◆ What you will do
What is the number of lines containing the word "pcreate"? Give that number alone.

Dataset items
________________________________________

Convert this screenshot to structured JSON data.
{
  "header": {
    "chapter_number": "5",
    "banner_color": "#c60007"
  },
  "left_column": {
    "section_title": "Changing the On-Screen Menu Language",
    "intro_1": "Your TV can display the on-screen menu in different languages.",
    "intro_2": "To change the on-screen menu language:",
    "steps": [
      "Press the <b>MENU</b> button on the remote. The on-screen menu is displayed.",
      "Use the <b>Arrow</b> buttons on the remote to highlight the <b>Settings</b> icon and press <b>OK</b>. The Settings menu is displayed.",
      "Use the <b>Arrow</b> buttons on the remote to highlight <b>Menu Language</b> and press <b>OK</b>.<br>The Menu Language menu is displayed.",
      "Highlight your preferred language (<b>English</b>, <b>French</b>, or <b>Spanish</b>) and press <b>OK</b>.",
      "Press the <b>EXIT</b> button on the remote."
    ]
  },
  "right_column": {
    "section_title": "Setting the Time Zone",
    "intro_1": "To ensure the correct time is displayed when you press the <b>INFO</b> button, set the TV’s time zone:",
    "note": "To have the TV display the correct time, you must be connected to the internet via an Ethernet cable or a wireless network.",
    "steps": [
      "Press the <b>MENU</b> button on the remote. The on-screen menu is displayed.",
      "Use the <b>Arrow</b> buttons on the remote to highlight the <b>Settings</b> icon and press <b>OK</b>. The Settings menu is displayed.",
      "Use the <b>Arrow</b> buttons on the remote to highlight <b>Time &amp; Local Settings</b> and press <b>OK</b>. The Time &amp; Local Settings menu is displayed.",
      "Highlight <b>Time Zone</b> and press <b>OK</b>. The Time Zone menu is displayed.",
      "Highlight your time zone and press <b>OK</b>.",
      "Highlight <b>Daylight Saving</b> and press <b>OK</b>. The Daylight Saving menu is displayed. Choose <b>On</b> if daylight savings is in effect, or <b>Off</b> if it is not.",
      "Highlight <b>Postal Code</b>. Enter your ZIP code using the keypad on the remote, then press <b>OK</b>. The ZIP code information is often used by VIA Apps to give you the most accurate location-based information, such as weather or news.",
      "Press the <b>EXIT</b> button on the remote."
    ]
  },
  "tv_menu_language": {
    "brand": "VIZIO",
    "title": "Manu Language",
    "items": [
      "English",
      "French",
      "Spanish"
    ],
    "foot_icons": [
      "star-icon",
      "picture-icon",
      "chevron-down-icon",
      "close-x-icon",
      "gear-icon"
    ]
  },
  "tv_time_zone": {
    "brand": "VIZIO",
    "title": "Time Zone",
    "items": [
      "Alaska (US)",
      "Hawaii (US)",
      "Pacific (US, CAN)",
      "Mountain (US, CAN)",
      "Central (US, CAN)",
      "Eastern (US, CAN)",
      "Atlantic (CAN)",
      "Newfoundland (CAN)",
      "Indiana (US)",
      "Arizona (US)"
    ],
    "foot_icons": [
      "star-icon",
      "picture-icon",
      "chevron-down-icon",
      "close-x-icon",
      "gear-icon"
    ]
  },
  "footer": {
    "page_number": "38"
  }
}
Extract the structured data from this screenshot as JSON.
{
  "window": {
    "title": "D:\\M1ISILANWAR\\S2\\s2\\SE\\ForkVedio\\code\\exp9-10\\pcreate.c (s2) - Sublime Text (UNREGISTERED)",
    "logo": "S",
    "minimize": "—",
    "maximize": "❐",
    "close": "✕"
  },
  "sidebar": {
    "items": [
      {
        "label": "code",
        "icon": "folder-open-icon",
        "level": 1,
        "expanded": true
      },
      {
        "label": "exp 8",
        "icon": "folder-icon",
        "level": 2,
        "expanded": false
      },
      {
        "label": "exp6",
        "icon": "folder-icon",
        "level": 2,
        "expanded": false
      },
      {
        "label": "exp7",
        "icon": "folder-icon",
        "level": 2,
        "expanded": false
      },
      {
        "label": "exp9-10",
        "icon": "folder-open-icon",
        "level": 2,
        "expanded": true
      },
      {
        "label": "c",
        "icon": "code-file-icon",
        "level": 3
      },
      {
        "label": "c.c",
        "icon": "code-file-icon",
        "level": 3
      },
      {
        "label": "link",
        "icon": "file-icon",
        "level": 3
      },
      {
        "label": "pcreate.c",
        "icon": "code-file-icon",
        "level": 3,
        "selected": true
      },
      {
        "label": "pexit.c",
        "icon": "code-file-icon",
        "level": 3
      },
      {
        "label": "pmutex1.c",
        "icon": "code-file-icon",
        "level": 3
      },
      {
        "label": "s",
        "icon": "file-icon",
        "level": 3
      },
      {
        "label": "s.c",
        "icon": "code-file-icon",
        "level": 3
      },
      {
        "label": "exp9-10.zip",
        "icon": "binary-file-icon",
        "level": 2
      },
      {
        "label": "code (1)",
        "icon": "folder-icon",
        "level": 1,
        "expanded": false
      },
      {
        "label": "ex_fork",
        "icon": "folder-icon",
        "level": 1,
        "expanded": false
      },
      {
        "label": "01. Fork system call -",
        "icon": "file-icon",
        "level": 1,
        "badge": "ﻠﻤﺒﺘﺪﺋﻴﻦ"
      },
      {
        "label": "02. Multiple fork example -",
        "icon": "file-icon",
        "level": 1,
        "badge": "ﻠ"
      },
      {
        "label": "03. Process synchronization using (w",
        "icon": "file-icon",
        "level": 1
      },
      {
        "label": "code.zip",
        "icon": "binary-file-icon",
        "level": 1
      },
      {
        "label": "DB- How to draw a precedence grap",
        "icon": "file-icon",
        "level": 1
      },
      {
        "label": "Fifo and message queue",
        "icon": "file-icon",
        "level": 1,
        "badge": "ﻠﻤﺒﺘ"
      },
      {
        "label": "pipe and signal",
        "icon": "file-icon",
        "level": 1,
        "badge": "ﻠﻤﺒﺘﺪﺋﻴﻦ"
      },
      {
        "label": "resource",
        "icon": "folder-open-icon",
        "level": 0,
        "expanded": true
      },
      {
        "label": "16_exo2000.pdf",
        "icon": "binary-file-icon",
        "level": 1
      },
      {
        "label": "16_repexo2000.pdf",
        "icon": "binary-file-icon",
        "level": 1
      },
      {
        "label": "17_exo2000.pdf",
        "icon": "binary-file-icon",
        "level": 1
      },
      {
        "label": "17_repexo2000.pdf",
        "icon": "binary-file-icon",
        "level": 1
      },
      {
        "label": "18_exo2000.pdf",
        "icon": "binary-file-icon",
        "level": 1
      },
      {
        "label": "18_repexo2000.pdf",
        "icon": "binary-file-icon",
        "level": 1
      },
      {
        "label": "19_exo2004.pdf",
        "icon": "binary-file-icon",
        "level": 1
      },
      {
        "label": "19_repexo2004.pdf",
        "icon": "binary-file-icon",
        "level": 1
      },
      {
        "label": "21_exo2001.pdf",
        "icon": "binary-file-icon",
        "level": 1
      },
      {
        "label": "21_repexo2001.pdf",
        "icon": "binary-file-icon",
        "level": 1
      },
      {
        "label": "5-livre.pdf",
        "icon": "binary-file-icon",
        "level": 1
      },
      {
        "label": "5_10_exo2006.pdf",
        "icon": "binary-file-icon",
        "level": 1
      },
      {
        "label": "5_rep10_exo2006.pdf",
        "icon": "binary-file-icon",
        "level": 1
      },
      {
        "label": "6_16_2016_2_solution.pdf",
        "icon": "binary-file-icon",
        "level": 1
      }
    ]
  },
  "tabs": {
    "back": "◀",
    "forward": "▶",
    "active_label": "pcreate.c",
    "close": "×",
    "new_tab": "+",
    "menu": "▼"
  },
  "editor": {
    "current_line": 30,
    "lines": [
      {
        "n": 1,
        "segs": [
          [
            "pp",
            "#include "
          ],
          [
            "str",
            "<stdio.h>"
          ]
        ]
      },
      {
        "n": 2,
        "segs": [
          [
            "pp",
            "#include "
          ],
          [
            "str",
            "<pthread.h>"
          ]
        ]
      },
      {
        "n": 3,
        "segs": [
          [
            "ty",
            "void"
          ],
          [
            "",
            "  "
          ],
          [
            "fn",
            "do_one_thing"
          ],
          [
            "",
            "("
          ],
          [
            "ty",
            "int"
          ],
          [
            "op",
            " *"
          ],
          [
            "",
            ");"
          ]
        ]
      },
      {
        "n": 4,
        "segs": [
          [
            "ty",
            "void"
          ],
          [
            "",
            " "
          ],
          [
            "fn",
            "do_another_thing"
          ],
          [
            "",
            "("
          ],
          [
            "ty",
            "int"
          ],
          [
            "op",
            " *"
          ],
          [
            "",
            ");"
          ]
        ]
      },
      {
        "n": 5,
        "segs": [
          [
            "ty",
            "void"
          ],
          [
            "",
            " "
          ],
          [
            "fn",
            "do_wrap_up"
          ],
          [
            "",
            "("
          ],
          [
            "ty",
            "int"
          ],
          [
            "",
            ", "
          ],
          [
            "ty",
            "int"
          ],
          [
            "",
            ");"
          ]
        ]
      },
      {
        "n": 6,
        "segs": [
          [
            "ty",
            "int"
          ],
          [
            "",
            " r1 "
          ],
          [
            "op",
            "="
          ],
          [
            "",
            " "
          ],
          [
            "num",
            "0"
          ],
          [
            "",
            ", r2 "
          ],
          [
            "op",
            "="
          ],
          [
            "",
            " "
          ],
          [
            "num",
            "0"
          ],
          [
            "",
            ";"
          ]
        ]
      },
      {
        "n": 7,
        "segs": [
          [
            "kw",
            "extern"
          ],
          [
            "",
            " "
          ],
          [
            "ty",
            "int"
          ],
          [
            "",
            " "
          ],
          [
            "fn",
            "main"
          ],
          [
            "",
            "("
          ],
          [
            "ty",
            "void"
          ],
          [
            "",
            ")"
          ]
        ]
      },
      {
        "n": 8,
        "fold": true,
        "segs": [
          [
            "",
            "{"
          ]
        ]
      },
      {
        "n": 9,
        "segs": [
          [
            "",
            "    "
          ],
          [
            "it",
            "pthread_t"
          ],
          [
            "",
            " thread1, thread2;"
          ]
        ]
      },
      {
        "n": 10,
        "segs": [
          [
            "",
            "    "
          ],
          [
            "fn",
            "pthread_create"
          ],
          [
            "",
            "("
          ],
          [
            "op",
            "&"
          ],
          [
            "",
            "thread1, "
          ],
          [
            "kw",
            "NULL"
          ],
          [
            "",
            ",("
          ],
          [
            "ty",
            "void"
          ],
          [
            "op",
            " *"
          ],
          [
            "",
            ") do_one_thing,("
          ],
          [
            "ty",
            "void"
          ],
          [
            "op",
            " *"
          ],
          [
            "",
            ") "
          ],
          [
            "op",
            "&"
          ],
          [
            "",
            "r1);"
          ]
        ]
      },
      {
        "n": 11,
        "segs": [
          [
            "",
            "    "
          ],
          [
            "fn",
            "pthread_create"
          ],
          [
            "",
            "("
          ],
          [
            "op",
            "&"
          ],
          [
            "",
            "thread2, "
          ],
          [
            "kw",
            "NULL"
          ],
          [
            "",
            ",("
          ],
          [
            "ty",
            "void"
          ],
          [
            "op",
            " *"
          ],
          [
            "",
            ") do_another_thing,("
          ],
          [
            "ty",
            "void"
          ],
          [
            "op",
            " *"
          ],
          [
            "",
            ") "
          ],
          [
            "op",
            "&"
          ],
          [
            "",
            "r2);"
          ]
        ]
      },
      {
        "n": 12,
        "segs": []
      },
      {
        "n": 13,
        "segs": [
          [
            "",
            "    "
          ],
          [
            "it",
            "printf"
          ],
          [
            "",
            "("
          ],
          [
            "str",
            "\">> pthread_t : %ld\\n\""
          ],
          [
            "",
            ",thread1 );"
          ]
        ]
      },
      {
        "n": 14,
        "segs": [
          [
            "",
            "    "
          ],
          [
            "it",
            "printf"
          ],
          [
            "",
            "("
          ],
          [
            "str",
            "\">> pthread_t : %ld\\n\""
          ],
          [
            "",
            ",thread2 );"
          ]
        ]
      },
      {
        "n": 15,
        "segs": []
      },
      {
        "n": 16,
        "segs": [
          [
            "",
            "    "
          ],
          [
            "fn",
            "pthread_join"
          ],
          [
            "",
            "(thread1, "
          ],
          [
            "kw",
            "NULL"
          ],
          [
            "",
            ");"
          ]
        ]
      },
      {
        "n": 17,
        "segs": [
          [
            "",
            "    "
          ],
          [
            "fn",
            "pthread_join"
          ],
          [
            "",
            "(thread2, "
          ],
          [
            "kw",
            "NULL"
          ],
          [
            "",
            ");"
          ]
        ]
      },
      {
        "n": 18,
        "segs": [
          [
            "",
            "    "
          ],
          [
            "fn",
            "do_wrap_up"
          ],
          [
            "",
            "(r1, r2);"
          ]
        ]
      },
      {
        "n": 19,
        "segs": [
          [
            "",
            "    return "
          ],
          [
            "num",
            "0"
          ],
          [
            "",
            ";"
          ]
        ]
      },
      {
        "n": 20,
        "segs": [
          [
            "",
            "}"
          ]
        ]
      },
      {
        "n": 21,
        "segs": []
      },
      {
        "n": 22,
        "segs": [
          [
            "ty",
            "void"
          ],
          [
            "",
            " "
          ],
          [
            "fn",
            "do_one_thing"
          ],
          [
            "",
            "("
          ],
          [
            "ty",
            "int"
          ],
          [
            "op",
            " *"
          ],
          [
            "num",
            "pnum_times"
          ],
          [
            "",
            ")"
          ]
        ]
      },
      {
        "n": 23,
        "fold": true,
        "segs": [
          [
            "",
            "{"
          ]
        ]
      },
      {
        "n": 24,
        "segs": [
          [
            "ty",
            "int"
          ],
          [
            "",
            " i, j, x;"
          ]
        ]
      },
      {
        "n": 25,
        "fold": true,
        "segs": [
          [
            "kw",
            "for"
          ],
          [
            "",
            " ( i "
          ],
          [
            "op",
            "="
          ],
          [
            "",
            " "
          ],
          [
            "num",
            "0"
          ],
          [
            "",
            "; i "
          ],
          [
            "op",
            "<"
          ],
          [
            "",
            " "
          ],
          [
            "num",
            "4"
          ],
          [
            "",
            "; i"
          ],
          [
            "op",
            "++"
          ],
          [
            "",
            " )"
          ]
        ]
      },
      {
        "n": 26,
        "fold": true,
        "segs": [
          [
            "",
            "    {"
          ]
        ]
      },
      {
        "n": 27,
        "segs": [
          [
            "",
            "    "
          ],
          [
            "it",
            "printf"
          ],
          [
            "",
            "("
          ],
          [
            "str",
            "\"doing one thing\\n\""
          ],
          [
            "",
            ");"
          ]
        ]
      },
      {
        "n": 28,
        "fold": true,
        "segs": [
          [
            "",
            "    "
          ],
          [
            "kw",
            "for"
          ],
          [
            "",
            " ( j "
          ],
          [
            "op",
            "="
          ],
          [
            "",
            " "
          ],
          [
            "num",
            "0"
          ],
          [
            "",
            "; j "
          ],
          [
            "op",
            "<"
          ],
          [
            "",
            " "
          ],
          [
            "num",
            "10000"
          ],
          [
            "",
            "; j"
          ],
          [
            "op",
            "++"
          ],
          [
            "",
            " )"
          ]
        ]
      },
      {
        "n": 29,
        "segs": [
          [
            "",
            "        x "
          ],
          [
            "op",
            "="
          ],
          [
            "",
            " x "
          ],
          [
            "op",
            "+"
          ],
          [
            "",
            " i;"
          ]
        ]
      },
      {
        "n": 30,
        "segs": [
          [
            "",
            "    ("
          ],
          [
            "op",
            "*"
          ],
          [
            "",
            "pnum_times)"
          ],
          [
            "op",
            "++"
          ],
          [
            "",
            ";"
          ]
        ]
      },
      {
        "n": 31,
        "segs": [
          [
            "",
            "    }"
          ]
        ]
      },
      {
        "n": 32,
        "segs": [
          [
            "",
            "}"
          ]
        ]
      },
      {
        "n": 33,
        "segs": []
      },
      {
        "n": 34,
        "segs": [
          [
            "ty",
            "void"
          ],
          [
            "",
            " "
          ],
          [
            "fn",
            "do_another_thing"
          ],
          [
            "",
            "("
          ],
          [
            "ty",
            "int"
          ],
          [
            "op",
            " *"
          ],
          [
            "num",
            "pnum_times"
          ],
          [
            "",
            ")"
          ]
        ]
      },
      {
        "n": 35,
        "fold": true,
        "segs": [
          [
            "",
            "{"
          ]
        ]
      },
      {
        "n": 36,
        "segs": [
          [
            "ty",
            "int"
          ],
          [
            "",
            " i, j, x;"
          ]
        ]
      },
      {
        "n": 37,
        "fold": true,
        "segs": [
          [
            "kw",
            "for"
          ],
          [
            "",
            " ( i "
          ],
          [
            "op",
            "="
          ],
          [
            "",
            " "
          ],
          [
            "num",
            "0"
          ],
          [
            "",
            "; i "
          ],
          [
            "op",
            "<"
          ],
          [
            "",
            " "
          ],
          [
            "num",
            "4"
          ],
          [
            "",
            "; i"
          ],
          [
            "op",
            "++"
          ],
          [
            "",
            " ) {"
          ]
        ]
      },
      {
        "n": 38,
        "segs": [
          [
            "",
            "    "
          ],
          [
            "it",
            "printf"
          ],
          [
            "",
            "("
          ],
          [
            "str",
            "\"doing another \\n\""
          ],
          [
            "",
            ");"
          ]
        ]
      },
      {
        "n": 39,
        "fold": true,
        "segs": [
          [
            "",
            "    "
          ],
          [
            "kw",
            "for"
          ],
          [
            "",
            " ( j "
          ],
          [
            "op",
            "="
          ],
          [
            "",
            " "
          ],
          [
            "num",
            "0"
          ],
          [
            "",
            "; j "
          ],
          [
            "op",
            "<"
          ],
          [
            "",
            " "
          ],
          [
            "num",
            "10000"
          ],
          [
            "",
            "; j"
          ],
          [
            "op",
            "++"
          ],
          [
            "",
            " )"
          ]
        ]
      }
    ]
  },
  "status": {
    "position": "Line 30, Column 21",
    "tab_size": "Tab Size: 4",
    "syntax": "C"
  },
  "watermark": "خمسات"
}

________________________________________

◆ Result of this task
3